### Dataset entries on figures

··········

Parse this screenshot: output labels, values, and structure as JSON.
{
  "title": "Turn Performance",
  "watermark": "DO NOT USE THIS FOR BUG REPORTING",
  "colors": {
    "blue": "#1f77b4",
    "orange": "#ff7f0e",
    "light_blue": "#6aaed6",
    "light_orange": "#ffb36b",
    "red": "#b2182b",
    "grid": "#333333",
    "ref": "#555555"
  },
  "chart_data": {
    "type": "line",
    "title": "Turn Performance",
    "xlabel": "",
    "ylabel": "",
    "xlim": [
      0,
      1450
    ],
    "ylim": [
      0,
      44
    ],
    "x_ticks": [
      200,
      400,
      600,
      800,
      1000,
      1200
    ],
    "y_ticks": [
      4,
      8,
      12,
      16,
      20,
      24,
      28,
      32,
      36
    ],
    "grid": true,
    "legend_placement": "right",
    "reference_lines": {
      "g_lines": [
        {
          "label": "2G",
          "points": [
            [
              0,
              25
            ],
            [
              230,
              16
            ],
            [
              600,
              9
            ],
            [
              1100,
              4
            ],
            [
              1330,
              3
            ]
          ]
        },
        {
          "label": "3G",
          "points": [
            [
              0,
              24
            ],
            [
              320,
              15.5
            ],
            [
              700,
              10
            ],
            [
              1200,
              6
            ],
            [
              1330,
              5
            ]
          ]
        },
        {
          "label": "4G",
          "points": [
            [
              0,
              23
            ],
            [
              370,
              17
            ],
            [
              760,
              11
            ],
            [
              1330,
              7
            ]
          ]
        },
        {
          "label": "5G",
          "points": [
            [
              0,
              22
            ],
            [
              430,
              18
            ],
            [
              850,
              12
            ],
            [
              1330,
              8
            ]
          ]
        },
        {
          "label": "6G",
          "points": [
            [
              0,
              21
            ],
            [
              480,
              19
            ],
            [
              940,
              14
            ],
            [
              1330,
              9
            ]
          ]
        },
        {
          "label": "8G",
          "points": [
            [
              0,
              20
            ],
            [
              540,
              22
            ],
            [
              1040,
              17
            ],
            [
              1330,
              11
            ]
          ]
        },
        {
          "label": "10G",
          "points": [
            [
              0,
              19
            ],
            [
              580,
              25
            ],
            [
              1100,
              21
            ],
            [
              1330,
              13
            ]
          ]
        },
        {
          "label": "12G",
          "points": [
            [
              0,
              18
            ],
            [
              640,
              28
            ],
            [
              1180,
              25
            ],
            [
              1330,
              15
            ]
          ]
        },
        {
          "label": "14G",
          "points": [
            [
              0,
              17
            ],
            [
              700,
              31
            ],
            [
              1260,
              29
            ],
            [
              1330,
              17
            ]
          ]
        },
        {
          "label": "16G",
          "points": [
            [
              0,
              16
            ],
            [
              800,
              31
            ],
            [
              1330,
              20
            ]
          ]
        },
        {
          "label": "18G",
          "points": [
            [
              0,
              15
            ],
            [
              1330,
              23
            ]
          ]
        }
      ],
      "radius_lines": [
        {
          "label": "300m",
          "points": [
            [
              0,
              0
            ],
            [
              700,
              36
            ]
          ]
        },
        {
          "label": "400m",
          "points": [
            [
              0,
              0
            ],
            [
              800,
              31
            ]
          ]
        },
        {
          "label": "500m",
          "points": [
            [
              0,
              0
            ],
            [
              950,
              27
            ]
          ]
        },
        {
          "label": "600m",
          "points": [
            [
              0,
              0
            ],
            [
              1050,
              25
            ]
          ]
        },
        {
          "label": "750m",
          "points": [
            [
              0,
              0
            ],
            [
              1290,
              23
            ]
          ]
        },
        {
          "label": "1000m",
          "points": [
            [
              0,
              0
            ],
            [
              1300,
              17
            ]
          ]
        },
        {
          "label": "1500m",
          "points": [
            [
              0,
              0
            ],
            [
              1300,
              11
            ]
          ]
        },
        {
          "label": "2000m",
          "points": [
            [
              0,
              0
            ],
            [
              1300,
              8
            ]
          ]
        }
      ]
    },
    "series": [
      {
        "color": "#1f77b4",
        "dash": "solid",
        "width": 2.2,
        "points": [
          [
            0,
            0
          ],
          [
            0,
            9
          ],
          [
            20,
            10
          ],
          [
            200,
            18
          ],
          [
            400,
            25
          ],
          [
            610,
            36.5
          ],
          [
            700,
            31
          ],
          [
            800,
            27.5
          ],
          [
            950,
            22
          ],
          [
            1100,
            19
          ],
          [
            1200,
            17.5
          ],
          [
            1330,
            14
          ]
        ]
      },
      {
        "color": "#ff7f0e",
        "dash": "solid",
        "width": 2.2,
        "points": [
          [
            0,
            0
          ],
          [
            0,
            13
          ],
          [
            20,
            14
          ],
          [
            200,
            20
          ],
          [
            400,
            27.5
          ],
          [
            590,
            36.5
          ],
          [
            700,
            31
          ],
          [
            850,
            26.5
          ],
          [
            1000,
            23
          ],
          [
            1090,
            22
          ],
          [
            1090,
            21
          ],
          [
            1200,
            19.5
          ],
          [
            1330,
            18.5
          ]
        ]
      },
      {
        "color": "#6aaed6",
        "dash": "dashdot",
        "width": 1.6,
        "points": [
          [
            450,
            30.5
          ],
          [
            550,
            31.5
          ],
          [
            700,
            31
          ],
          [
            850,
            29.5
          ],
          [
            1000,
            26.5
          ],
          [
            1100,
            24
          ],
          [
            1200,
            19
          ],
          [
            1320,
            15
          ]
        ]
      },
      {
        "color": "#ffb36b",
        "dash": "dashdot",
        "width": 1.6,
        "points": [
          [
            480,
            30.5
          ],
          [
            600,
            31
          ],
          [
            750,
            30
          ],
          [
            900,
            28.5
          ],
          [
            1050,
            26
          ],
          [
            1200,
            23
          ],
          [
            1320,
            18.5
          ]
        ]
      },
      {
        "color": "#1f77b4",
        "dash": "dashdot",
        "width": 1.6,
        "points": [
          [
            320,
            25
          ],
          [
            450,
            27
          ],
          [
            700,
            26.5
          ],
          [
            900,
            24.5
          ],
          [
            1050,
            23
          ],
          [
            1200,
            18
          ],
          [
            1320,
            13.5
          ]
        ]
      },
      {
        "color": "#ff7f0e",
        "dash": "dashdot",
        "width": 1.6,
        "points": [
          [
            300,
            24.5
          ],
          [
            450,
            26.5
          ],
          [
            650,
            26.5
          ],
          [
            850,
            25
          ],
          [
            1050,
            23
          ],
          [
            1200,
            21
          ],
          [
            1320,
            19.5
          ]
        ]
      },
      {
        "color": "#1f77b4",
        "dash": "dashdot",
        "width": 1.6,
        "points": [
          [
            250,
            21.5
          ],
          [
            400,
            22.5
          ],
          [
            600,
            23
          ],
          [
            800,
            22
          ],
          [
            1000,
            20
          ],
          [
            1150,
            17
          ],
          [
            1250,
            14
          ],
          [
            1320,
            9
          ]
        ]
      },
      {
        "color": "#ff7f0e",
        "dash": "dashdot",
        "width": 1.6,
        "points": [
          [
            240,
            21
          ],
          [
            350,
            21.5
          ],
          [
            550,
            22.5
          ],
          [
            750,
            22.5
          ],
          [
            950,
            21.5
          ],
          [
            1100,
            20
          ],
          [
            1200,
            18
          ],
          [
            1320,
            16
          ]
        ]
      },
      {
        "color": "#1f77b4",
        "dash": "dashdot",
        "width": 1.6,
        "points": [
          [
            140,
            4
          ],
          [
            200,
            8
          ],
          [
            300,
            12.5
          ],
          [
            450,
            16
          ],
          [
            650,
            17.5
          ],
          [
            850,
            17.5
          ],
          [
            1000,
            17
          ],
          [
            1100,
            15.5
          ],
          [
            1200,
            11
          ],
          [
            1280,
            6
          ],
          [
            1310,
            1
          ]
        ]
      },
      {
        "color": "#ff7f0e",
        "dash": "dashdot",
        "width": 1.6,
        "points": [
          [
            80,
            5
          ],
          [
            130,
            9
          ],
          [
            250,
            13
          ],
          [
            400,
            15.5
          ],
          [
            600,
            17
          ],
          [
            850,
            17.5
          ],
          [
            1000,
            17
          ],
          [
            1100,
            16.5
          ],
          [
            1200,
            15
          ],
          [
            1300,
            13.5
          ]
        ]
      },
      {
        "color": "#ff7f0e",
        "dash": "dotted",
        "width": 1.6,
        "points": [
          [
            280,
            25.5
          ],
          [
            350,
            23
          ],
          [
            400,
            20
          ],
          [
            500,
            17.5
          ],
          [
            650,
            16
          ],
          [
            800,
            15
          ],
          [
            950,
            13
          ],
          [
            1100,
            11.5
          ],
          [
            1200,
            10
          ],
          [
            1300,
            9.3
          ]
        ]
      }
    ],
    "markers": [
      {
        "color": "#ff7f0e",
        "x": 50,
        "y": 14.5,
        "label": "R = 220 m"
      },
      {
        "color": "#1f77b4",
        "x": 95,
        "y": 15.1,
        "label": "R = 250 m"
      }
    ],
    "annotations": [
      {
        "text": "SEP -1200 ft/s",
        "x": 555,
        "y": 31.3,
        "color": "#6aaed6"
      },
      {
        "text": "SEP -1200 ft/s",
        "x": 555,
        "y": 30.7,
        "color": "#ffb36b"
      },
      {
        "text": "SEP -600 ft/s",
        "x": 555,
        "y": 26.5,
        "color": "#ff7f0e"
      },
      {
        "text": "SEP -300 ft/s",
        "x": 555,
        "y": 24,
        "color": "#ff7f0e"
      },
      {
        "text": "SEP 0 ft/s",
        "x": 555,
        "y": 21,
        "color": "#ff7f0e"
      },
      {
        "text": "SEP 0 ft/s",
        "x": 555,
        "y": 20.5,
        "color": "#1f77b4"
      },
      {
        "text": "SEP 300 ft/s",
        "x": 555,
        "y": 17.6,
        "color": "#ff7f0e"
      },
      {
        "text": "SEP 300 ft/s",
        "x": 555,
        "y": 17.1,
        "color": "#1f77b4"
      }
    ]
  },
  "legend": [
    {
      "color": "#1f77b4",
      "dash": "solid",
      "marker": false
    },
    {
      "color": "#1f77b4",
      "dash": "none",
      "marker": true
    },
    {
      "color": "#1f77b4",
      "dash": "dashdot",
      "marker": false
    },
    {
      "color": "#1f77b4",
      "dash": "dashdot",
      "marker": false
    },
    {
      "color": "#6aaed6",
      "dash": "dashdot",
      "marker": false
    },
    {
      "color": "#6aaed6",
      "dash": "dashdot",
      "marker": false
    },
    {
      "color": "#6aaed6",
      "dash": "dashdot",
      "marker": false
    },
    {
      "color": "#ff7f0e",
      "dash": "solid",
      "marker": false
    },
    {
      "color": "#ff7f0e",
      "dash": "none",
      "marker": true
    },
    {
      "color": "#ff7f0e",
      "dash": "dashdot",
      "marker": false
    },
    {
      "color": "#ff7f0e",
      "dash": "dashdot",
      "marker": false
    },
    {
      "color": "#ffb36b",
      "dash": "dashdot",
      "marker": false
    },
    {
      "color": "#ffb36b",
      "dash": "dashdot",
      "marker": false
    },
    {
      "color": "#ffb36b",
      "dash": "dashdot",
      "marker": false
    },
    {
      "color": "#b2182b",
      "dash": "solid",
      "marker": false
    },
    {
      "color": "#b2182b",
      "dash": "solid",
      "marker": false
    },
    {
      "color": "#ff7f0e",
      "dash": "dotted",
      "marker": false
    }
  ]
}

··········

### Your instructions
Note each line of the entries that has "Performance" in it, and copy those lines.

### Exercise result
  "title": "Turn Performance",
    "title": "Turn Performance",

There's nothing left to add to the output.